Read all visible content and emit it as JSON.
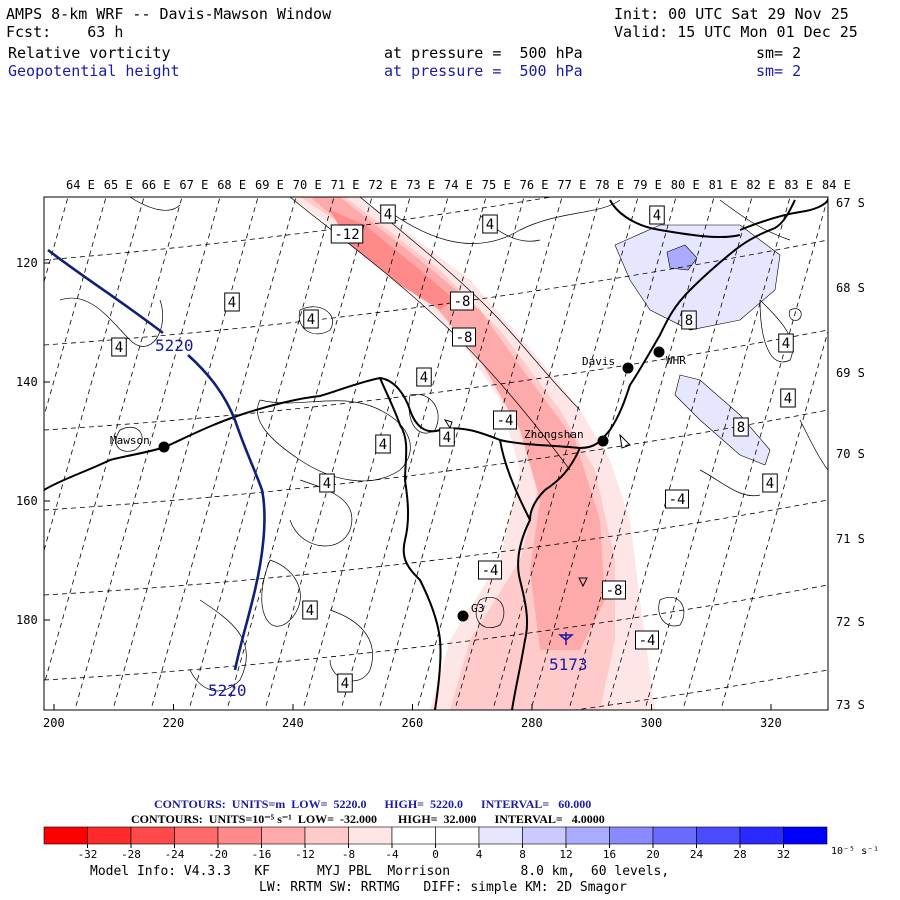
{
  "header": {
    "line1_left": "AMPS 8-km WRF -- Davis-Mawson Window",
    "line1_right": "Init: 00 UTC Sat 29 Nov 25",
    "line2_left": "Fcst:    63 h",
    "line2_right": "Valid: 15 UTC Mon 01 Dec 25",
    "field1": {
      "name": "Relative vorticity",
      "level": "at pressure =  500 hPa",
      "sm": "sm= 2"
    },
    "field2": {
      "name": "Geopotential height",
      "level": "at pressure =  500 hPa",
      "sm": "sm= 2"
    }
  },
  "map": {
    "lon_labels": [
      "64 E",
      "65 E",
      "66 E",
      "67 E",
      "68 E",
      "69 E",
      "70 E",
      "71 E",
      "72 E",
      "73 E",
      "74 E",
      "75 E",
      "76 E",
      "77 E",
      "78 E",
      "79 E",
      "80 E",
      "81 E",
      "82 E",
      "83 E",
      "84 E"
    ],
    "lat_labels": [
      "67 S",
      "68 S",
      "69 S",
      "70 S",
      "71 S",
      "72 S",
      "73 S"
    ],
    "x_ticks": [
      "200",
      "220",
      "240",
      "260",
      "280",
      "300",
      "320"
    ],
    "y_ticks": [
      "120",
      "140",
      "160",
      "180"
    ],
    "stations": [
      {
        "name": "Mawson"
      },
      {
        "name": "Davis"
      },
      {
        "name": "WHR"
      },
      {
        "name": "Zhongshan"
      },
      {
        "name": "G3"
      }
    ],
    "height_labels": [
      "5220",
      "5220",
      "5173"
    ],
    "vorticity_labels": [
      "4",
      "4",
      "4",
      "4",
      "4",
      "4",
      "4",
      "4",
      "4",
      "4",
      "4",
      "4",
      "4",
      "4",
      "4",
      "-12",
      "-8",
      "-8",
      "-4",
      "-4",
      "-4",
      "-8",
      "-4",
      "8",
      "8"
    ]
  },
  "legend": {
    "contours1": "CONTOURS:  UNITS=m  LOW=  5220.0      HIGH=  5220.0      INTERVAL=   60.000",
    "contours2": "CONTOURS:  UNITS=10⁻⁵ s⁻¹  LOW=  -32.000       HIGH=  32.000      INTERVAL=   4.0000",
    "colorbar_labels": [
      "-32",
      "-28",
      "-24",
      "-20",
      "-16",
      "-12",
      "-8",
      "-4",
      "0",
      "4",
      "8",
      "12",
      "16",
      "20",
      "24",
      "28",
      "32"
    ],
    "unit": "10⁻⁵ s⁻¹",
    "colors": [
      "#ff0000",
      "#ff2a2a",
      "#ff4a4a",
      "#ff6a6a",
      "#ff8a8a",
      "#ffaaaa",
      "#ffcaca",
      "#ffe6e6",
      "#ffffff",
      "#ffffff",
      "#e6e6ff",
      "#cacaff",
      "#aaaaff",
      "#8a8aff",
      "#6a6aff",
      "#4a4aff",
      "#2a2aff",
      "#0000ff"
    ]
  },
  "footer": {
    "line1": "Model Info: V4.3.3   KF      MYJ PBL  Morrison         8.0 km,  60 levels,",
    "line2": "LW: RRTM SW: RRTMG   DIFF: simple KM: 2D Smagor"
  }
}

» Aim of the task
Scan the material above for the string "name" and return the lines that hold it.

» Reply
      "name": "Relative vorticity",
      "name": "Geopotential height",
        "name": "Mawson"
        "name": "Davis"
        "name": "WHR"
        "name": "Zhongshan"
        "name": "G3"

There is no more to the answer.